Tally up the lines carrying the string "obowiązane" and respond with only the resulting number.

++++++

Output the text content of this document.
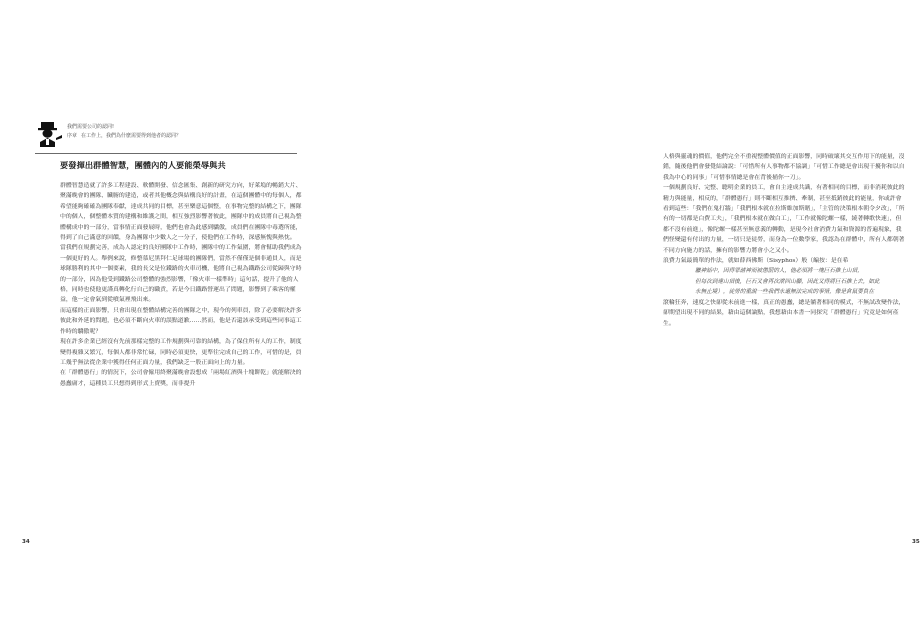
我們需要公司的認同!
序章 在工作上，我們為什麼需要得到他者的認同？
要發揮出群體智慧，團體內的人要能榮辱與共

群體智慧造就了許多工程建設、軟體開發、信念匯集、創新的研究方向，好萊塢的暢銷大片、聚滿晚會的團隊、臟腑的建造，或者其他概念與結構良好的計畫，在這個團體中的每個人，都希望能夠確確為團隊奉獻，達成共同的目標，甚至樂意這個整，在事物完整的結構之下，團隊中的個人，個整體本質的建構和維護之間，相互強烈影響著彼此，團隊中的成員將自己視為整體構成中的一部分，當事情正面發展時，他們也會為此感到驕傲，成員們在團隊中毒選所能，得到了自己滿意的回饋，身為團隊中少數人之一分子，使他們在工作時，深感無愧與熱忱。

當我們在規劃完善，成為人認定的良好團隊中工作時，團隊中的工作氣圍，將會幫助我們成為一個更好的人。舉例來說，修整慕尼黑拜仁足球場的團隊們，當然不僅僅是個非通員人，而是球隊勝利的其中一個要素，我的長父是位鐵路的火車司機，他將自己視為鐵路公司從歸與守時的一部分，因為他受到鐵路公司整體的強烈影響，「像火車一樣準時」這句話，提升了他的人格，同時也使他更謹真轉化行自己的職責，若是今日鐵路營運出了問題，影響到了乘客的權益，他一定會氣到從噴氣裡飛出來。

而這樣的正面影響，只會出現在整體結構完善的團隊之中，現今的列車員，除了必要解決許多彼此和外延的問題，也必須不斷向火車的誤點道歉……然而，他是否還該承受到這些同事這工作時的驕傲呢？

現在許多企業已經沒有先前那樣完整的工作規劃與可靠的結構，為了保住所有人的工作，制度變得複雜又繁冗，每個人都非常忙碌，同時必須更快，更準往完成自己的工作，可惜的是，員工幾乎無法從企業中獲得任何正面力量，我們缺乏一股正面向上的力量。

在「群體愚行」的情況下，公司會僱用終聚滿晚會設想成「兩場紅酒與十塊餅乾」就能解決的愚蠢庸才，這種員工只想得到形式上賣獎，而非提升

34

人格與靈魂的價值，他們完全不重視整體價值的正面影響，同時破壞其交互作用下的能量，沒錯，隨後他們會發覺結論說：「可惜所有人事物都不協調」「可惜工作總是會出現干擾你和以自我為中心的同事」「可惜事情總是會在背後捅你一刀」。

一個規劃良好、完整、聰明企業的員工，會自主達成共識，有著相同的目標，而非消耗彼此的精力與能量，相反的，「群體愚行」則不斷相互推擠、牽制，甚至抵銷彼此的能量，你或許會看到這些：「我們在鬼打牆」「我們根本就在拉斯維加斯賭」，「主管的決策根本朝令夕改」，「所有的一切都是白費工夫」，「我們根本就在做白工」，「工作就像陀螺一樣，繞著轉歌快速」，但都不沒有前進」，像陀螺一樣甚至無意義的轉動，是現今社會消費力氣和資源的普遍現象，我們怪變還有付出的力量，一切只是徒勞，而身為一位數學家，我認為在群體中，所有人都朝著不同方向施力的話，擁有的影響力將會小之又小。

浪費力氣最簡單的作法，就如薛西佛斯（Sisyphos）般（編按：是在希

臘神話中，因得罪諸神而被懲罰的人，他必須將一塊巨石推上山頂，

但每次到達山頂後，巨石又會再次滾回山腳，因此又得將巨石推上去，如此

永無止境），徒勞的重說一些我們永遠無法完成的事情，像是倉鼠要負在

滾輪狂奔，速度之快卻從未前進一樣，真正的愚蠢，總是躺著相同的模式，不無試改變作法，卻期望出現不同的結果，藉由這個論點，我想藉由本書一同探究「群體愚行」究竟是如何產生。

35
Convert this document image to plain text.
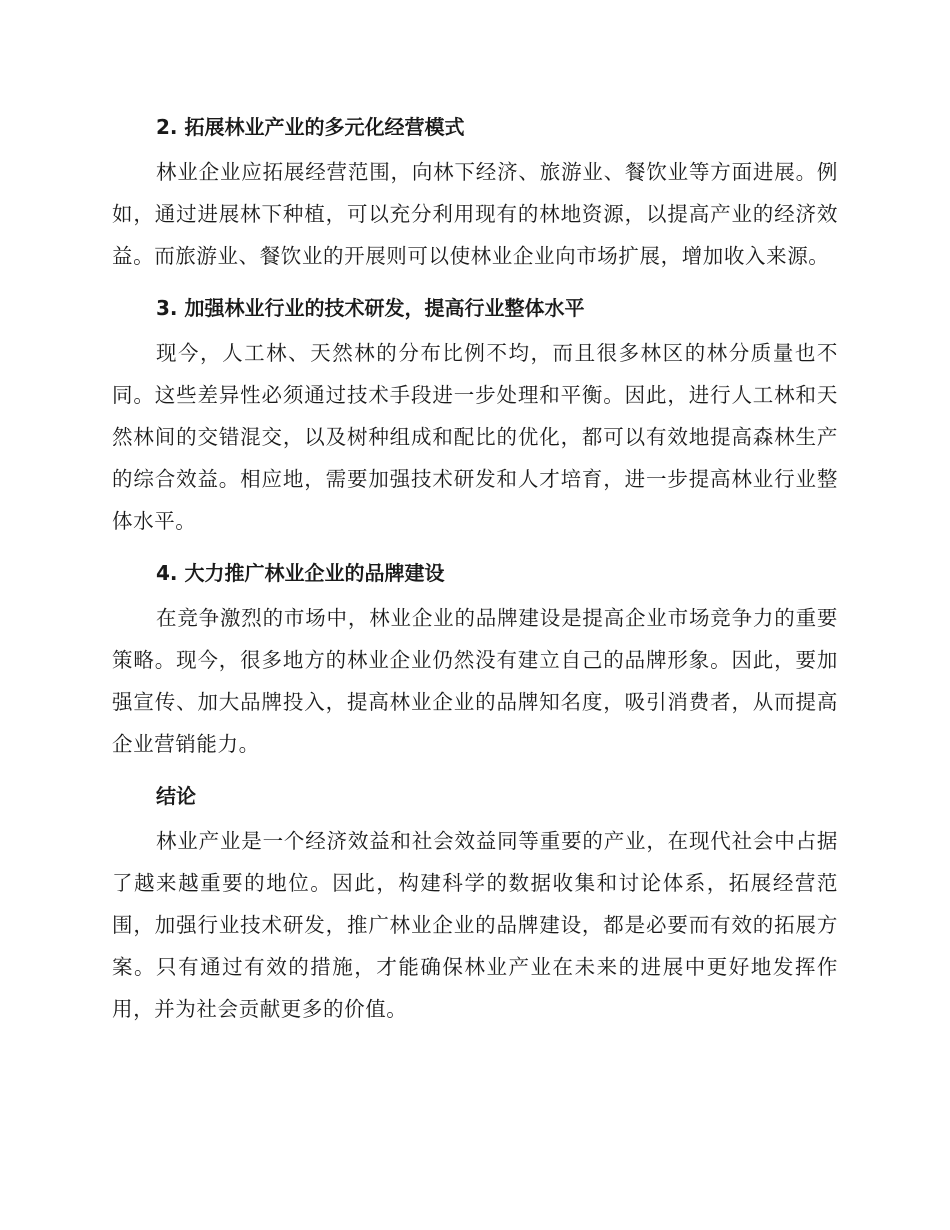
2. 拓展林业产业的多元化经营模式

林业企业应拓展经营范围，向林下经济、旅游业、餐饮业等方面进展。例如，通过进展林下种植，可以充分利用现有的林地资源，以提高产业的经济效益。而旅游业、餐饮业的开展则可以使林业企业向市场扩展，增加收入来源。

3. 加强林业行业的技术研发，提高行业整体水平

现今，人工林、天然林的分布比例不均，而且很多林区的林分质量也不同。这些差异性必须通过技术手段进一步处理和平衡。因此，进行人工林和天然林间的交错混交，以及树种组成和配比的优化，都可以有效地提高森林生产的综合效益。相应地，需要加强技术研发和人才培育，进一步提高林业行业整体水平。

4. 大力推广林业企业的品牌建设

在竞争激烈的市场中，林业企业的品牌建设是提高企业市场竞争力的重要策略。现今，很多地方的林业企业仍然没有建立自己的品牌形象。因此，要加强宣传、加大品牌投入，提高林业企业的品牌知名度，吸引消费者，从而提高企业营销能力。

结论

林业产业是一个经济效益和社会效益同等重要的产业，在现代社会中占据了越来越重要的地位。因此，构建科学的数据收集和讨论体系，拓展经营范围，加强行业技术研发，推广林业企业的品牌建设，都是必要而有效的拓展方案。只有通过有效的措施，才能确保林业产业在未来的进展中更好地发挥作用，并为社会贡献更多的价值。
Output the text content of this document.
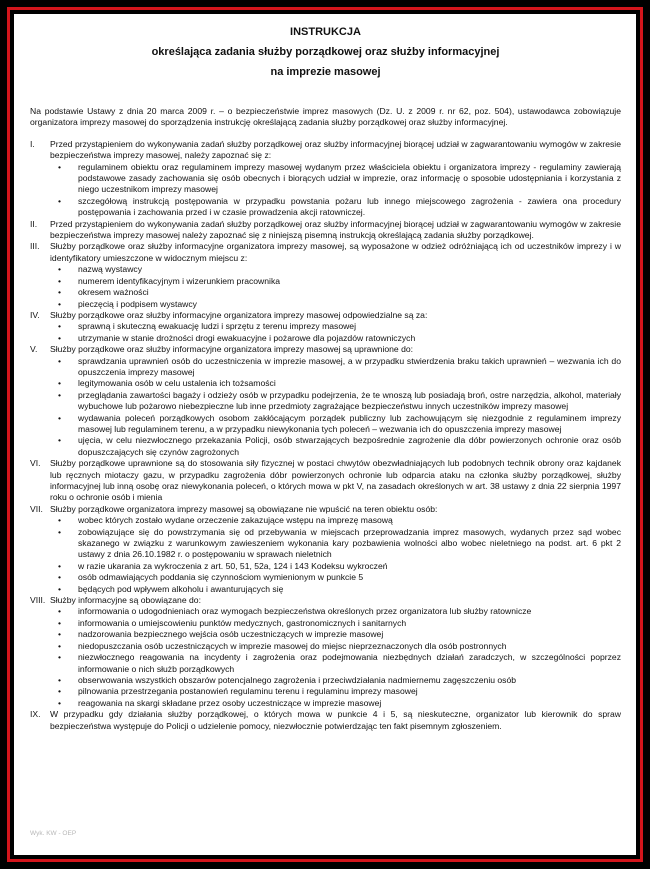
INSTRUKCJA

określająca zadania służby porządkowej oraz służby informacyjnej

na imprezie masowej

Na podstawie Ustawy z dnia 20 marca 2009 r. – o bezpieczeństwie imprez masowych (Dz. U. z 2009 r. nr 62, poz. 504), ustawodawca zobowiązuje organizatora imprezy masowej do sporządzenia instrukcję określającą zadania służby porządkowej oraz służby informacyjnej.

I. Przed przystąpieniem do wykonywania zadań służby porządkowej oraz służby informacyjnej biorącej udział w zagwarantowaniu wymogów w zakresie bezpieczeństwa imprezy masowej, należy zapoznać się z:
• regulaminem obiektu oraz regulaminem imprezy masowej wydanym przez właściciela obiektu i organizatora imprezy - regulaminy zawierają podstawowe zasady zachowania się osób obecnych i biorących udział w imprezie, oraz informację o sposobie udostępniania i korzystania z niego uczestnikom imprezy masowej
• szczegółową instrukcją postępowania w przypadku powstania pożaru lub innego miejscowego zagrożenia - zawiera ona procedury postępowania i zachowania przed i w czasie prowadzenia akcji ratowniczej.
II. Przed przystąpieniem do wykonywania zadań służby porządkowej oraz służby informacyjnej biorącej udział w zagwarantowaniu wymogów w zakresie bezpieczeństwa imprezy masowej należy zapoznać się z niniejszą pisemną instrukcją określającą zadania służby porządkowej.
III. Służby porządkowe oraz służby informacyjne organizatora imprezy masowej, są wyposażone w odzież odróżniającą ich od uczestników imprezy i w identyfikatory umieszczone w widocznym miejscu z:
• nazwą wystawcy
• numerem identyfikacyjnym i wizerunkiem pracownika
• okresem ważności
• pieczęcią i podpisem wystawcy
IV. Służby porządkowe oraz służby informacyjne organizatora imprezy masowej odpowiedzialne są za:
• sprawną i skuteczną ewakuację ludzi i sprzętu z terenu imprezy masowej
• utrzymanie w stanie drożności drogi ewakuacyjne i pożarowe dla pojazdów ratowniczych
V. Służby porządkowe oraz służby informacyjne organizatora imprezy masowej są uprawnione do:
• sprawdzania uprawnień osób do uczestniczenia w imprezie masowej, a w przypadku stwierdzenia braku takich uprawnień – wezwania ich do opuszczenia imprezy masowej
• legitymowania osób w celu ustalenia ich tożsamości
• przeglądania zawartości bagaży i odzieży osób w przypadku podejrzenia, że te wnoszą lub posiadają broń, ostre narzędzia, alkohol, materiały wybuchowe lub pożarowo niebezpieczne lub inne przedmioty zagrażające bezpieczeństwu innych uczestników imprezy masowej
• wydawania poleceń porządkowych osobom zakłócającym porządek publiczny lub zachowującym się niezgodnie z regulaminem imprezy masowej lub regulaminem terenu, a w przypadku niewykonania tych poleceń – wezwania ich do opuszczenia imprezy masowej
• ujęcia, w celu niezwłocznego przekazania Policji, osób stwarzających bezpośrednie zagrożenie dla dóbr powierzonych ochronie oraz osób dopuszczających się czynów zagrożonych
VI. Służby porządkowe uprawnione są do stosowania siły fizycznej w postaci chwytów obezwładniających lub podobnych technik obrony oraz kajdanek lub ręcznych miotaczy gazu, w przypadku zagrożenia dóbr powierzonych ochronie lub odparcia ataku na członka służby porządkowej, służby informacyjnej lub inną osobę oraz niewykonania poleceń, o których mowa w pkt V, na zasadach określonych w art. 38 ustawy z dnia 22 sierpnia 1997 roku o ochronie osób i mienia
VII. Służby porządkowe organizatora imprezy masowej są obowiązane nie wpuścić na teren obiektu osób:
• wobec których zostało wydane orzeczenie zakazujące wstępu na imprezę masową
• zobowiązujące się do powstrzymania się od przebywania w miejscach przeprowadzania imprez masowych, wydanych przez sąd wobec skazanego w związku z warunkowym zawieszeniem wykonania kary pozbawienia wolności albo wobec nieletniego na podst. art. 6 pkt 2 ustawy z dnia 26.10.1982 r. o postępowaniu w sprawach nieletnich
• w razie ukarania za wykroczenia z art. 50, 51, 52a, 124 i 143 Kodeksu wykroczeń
• osób odmawiających poddania się czynnościom wymienionym w punkcie 5
• będących pod wpływem alkoholu i awanturujących się
VIII. Służby informacyjne są obowiązane do:
• informowania o udogodnieniach oraz wymogach bezpieczeństwa określonych przez organizatora lub służby ratownicze
• informowania o umiejscowieniu punktów medycznych, gastronomicznych i sanitarnych
• nadzorowania bezpiecznego wejścia osób uczestniczących w imprezie masowej
• niedopuszczania osób uczestniczących w imprezie masowej do miejsc nieprzeznaczonych dla osób postronnych
• niezwłocznego reagowania na incydenty i zagrożenia oraz podejmowania niezbędnych działań zaradczych, w szczególności poprzez informowanie o nich służb porządkowych
• obserwowania wszystkich obszarów potencjalnego zagrożenia i przeciwdziałania nadmiernemu zagęszczeniu osób
• pilnowania przestrzegania postanowień regulaminu terenu i regulaminu imprezy masowej
• reagowania na skargi składane przez osoby uczestniczące w imprezie masowej
IX. W przypadku gdy działania służby porządkowej, o których mowa w punkcie 4 i 5, są nieskuteczne, organizator lub kierownik do spraw bezpieczeństwa występuje do Policji o udzielenie pomocy, niezwłocznie potwierdzając ten fakt pisemnym zgłoszeniem.
Wyk. KW - OEP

++++++

THE COMPLETED TASK. 2